_Job:_ List each line of the data that holds the string "Slow", please.

········

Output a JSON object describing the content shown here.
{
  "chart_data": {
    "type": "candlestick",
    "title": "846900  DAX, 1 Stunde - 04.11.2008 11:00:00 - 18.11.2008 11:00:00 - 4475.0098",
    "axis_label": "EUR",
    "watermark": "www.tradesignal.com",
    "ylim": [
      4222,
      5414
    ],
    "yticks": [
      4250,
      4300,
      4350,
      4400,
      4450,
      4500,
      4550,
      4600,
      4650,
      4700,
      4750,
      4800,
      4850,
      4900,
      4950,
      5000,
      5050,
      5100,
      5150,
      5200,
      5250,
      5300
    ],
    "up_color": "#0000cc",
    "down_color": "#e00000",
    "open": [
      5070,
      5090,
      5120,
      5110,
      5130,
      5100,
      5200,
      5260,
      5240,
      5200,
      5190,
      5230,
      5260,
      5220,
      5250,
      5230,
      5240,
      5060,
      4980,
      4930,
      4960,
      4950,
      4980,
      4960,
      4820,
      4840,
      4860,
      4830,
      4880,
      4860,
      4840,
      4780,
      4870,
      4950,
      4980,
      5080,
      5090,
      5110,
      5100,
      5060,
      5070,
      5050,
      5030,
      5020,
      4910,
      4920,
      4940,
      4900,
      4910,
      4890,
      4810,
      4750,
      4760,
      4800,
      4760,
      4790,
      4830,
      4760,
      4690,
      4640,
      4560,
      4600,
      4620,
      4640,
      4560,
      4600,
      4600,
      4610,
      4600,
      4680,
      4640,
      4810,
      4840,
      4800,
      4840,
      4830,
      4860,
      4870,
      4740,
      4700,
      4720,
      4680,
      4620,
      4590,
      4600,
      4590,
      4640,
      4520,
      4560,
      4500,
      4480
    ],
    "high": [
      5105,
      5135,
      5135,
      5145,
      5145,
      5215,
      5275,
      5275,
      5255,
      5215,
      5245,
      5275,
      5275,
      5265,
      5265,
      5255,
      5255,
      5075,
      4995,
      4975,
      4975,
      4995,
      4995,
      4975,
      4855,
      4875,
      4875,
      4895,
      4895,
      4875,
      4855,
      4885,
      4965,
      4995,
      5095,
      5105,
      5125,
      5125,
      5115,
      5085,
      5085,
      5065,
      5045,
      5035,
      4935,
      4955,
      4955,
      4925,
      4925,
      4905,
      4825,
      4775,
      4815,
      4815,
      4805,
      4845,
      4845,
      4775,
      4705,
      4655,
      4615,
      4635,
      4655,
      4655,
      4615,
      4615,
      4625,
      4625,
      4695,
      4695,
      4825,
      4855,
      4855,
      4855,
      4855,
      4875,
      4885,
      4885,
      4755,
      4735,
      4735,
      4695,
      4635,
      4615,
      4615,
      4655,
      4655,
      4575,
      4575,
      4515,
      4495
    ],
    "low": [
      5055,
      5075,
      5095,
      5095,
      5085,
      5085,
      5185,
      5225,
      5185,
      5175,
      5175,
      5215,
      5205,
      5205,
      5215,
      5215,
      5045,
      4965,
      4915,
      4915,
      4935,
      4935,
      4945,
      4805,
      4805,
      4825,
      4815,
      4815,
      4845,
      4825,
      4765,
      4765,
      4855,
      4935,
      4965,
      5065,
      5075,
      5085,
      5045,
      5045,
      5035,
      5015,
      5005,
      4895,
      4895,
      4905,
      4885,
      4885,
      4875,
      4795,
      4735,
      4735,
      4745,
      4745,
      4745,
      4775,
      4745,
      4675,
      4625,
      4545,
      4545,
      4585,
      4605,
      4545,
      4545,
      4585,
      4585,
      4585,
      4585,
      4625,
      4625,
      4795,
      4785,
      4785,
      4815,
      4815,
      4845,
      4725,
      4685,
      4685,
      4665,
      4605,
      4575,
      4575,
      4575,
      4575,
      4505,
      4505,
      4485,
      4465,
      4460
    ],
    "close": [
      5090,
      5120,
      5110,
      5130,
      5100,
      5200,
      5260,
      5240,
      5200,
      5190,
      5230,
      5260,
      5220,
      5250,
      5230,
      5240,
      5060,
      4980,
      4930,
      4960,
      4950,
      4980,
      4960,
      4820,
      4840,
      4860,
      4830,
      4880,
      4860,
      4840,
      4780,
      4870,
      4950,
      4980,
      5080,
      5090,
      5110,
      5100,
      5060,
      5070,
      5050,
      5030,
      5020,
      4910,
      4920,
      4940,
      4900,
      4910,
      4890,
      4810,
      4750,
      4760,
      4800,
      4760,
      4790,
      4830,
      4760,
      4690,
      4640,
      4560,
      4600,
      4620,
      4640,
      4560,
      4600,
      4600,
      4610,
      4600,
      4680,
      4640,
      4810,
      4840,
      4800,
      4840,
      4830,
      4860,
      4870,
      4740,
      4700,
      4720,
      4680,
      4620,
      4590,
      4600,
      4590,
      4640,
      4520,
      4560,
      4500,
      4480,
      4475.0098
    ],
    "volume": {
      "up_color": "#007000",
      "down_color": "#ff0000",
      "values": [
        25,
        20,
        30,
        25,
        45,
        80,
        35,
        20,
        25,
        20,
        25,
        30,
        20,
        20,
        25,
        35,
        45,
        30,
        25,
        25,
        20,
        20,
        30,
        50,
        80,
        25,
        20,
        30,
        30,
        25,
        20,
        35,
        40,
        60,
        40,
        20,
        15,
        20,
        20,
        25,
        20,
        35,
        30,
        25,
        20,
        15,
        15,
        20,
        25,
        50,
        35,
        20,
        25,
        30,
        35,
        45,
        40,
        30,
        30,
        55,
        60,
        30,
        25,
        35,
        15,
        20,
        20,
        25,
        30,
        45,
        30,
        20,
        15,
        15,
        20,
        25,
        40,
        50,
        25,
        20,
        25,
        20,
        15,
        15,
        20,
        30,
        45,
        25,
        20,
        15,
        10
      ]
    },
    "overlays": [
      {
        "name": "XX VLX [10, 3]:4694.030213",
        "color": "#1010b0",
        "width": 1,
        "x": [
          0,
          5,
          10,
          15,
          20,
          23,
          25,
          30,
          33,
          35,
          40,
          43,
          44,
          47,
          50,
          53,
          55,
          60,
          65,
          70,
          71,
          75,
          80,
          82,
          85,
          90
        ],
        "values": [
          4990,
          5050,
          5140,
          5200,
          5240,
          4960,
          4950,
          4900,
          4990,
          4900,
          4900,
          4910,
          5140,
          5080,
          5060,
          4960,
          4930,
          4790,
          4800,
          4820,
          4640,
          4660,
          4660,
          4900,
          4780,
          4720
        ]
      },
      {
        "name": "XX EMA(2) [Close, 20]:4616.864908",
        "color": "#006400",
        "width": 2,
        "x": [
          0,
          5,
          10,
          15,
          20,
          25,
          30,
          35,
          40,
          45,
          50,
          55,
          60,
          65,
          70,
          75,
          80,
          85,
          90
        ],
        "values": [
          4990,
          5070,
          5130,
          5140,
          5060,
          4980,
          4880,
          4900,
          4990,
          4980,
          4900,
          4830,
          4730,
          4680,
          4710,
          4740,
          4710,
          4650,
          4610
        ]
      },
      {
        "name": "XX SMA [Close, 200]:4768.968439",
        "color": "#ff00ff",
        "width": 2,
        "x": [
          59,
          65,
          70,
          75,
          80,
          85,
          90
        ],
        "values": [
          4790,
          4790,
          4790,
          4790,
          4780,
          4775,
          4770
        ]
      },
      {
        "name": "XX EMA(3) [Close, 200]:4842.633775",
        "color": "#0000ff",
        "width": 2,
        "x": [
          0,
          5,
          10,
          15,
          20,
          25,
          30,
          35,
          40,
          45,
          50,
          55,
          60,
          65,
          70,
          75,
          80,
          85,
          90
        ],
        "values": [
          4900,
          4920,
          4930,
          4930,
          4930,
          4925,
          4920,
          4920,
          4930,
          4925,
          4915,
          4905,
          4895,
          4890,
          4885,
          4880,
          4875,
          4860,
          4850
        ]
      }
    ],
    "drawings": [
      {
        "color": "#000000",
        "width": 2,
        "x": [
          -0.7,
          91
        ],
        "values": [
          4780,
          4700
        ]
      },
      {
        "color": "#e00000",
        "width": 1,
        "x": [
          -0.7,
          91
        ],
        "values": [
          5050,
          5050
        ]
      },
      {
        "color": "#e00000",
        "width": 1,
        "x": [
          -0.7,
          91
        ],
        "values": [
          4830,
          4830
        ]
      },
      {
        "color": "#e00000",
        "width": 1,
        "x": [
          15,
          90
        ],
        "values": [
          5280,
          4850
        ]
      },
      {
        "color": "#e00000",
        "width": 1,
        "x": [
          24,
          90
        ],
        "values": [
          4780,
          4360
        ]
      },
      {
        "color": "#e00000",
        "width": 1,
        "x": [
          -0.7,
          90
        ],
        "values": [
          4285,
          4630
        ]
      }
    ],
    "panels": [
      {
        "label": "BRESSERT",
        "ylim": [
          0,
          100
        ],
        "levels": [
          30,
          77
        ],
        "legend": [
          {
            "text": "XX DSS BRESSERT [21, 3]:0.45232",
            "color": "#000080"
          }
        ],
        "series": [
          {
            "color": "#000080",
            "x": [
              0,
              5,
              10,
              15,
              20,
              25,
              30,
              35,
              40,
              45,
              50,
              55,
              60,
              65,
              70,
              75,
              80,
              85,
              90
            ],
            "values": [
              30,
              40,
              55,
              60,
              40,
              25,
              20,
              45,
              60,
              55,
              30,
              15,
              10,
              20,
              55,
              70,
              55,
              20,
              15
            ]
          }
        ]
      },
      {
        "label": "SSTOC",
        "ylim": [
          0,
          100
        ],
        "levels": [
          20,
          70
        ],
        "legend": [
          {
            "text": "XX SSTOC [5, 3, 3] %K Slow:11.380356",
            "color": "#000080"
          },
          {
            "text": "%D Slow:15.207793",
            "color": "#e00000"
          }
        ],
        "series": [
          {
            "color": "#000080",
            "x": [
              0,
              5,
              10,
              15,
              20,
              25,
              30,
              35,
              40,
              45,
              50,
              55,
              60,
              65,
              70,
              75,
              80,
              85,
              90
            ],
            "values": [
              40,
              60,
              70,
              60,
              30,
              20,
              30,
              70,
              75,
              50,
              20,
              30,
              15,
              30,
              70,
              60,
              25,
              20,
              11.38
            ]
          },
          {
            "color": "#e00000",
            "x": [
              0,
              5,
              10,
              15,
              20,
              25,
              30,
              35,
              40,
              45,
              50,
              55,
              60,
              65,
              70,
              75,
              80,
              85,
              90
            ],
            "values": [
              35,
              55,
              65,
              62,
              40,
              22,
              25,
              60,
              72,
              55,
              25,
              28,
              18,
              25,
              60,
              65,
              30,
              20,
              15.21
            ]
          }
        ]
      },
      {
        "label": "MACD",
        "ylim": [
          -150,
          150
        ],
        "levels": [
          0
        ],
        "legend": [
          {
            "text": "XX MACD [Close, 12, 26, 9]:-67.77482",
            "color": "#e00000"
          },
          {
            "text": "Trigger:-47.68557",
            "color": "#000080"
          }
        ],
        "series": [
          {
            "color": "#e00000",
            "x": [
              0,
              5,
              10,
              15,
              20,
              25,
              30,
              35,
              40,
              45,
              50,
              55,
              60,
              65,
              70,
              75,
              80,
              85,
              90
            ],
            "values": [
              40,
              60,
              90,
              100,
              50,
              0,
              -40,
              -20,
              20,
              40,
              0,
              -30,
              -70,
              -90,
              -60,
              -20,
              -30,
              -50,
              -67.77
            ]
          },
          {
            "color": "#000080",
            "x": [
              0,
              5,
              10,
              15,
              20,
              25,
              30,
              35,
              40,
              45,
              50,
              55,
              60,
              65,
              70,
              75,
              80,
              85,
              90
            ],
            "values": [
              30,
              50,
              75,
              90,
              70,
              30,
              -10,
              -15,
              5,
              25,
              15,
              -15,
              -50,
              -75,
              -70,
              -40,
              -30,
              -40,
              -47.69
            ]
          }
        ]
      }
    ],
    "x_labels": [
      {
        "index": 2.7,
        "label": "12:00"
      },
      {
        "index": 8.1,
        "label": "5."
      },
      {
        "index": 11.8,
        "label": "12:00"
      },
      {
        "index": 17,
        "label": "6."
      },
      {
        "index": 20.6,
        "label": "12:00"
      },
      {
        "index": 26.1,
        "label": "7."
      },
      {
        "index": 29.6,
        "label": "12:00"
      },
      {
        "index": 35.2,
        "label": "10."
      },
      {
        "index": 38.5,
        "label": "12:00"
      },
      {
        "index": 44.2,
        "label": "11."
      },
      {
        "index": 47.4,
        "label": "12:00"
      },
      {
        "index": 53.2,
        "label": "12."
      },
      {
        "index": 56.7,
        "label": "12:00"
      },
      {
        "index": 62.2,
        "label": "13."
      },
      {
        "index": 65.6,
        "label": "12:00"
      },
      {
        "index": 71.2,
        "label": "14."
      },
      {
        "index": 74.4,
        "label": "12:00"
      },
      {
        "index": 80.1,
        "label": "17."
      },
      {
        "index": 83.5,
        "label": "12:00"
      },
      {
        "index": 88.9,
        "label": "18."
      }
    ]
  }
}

········

_Answer to this task:_
            "text": "XX SSTOC [5, 3, 3] %K Slow:11.380356",
            "text": "%D Slow:15.207793",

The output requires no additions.